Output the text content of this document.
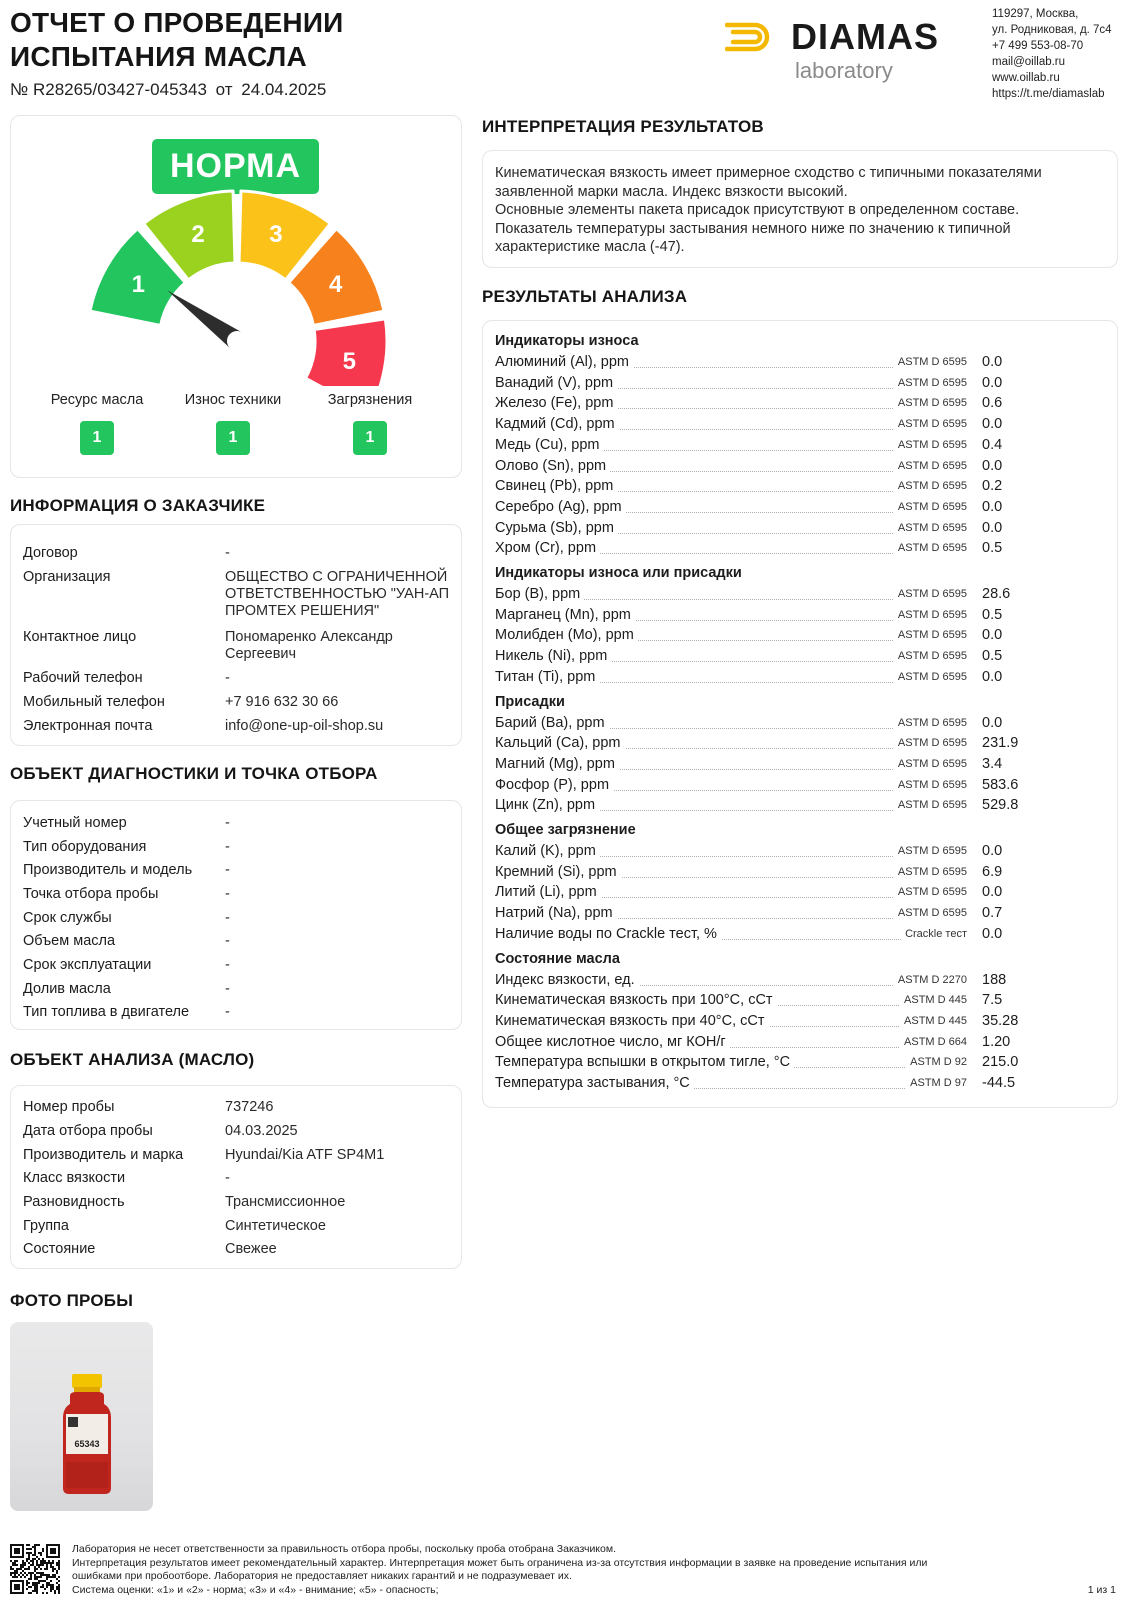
ОТЧЕТ О ПРОВЕДЕНИИ
ИСПЫТАНИЯ МАСЛА
№ R28265/03427-045343 от 24.04.2025
DIAMAS
laboratory
119297, Москва,
ул. Родниковая, д. 7с4
+7 499 553-08-70
mail@oillab.ru
www.oillab.ru
https://t.me/diamaslab
НОРМА
1
2	3
4
5
Ресурс масла	Износ техники	Загрязнения
1	1	1
ИНФОРМАЦИЯ О ЗАКАЗЧИКЕ
Договор	-
Организация	ОБЩЕСТВО С ОГРАНИЧЕННОЙ ОТВЕТСТВЕННОСТЬЮ "УАН-АП ПРОМТЕХ РЕШЕНИЯ"
Контактное лицо	Пономаренко Александр Сергеевич
Рабочий телефон	-
Мобильный телефон	+7 916 632 30 66
Электронная почта	info@one-up-oil-shop.su
ОБЪЕКТ ДИАГНОСТИКИ И ТОЧКА ОТБОРА
Учетный номер	-
Тип оборудования	-
Производитель и модель	-
Точка отбора пробы	-
Срок службы	-
Объем масла	-
Срок эксплуатации	-
Долив масла	-
Тип топлива в двигателе	-
ОБЪЕКТ АНАЛИЗА (МАСЛО)
Номер пробы	737246
Дата отбора пробы	04.03.2025
Производитель и марка	Hyundai/Kia ATF SP4M1
Класс вязкости	-
Разновидность	Трансмиссионное
Группа	Синтетическое
Состояние	Свежее
ФОТО ПРОБЫ
65343
ИНТЕРПРЕТАЦИЯ РЕЗУЛЬТАТОВ
Кинематическая вязкость имеет примерное сходство с типичными показателями
заявленной марки масла. Индекс вязкости высокий.
Основные элементы пакета присадок присутствуют в определенном составе.
Показатель температуры застывания немного ниже по значению к типичной
характеристике масла (-47).
РЕЗУЛЬТАТЫ АНАЛИЗА
Индикаторы износа
Алюминий (Al), ppm	ASTM D 6595 0.0
Ванадий (V), ppm	ASTM D 6595 0.0
Железо (Fe), ppm	ASTM D 6595 0.6
Кадмий (Cd), ppm	ASTM D 6595 0.0
Медь (Cu), ppm	ASTM D 6595 0.4
Олово (Sn), ppm	ASTM D 6595 0.0
Свинец (Pb), ppm	ASTM D 6595 0.2
Серебро (Ag), ppm	ASTM D 6595 0.0
Сурьма (Sb), ppm	ASTM D 6595 0.0
Хром (Cr), ppm	ASTM D 6595 0.5
Индикаторы износа или присадки
Бор (B), ppm	ASTM D 6595 28.6
Марганец (Mn), ppm	ASTM D 6595 0.5
Молибден (Mo), ppm	ASTM D 6595 0.0
Никель (Ni), ppm	ASTM D 6595 0.5
Титан (Ti), ppm	ASTM D 6595 0.0
Присадки
Барий (Ba), ppm	ASTM D 6595 0.0
Кальций (Ca), ppm	ASTM D 6595 231.9
Магний (Mg), ppm	ASTM D 6595 3.4
Фосфор (P), ppm	ASTM D 6595 583.6
Цинк (Zn), ppm	ASTM D 6595 529.8
Общее загрязнение
Калий (K), ppm	ASTM D 6595 0.0
Кремний (Si), ppm	ASTM D 6595 6.9
Литий (Li), ppm	ASTM D 6595 0.0
Натрий (Na), ppm	ASTM D 6595 0.7
Наличие воды по Crackle тест, %	Crackle тест 0.0
Состояние масла
Индекс вязкости, ед.	ASTM D 2270 188
Кинематическая вязкость при 100°С, сСт	ASTM D 445 7.5
Кинематическая вязкость при 40°С, сСт	ASTM D 445 35.28
Общее кислотное число, мг КОН/г	ASTM D 664 1.20
Температура вспышки в открытом тигле, °С	ASTM D 92 215.0
Температура застывания, °С	ASTM D 97 -44.5
Лаборатория не несет ответственности за правильность отбора пробы, поскольку проба отобрана Заказчиком.
Интерпретация результатов имеет рекомендательный характер. Интерпретация может быть ограничена из-за отсутствия информации в заявке на проведение испытания или
ошибками при пробоотборе. Лаборатория не предоставляет никаких гарантий и не подразумевает их.
Система оценки: «1» и «2» - норма; «3» и «4» - внимание; «5» - опасность;	1 из 1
· · · ·
» What is being asked: Scan the data above and copy every line with "Производитель" in it.

» Solution for this problem:
Производитель и модель	-
Производитель и марка	Hyundai/Kia ATF SP4M1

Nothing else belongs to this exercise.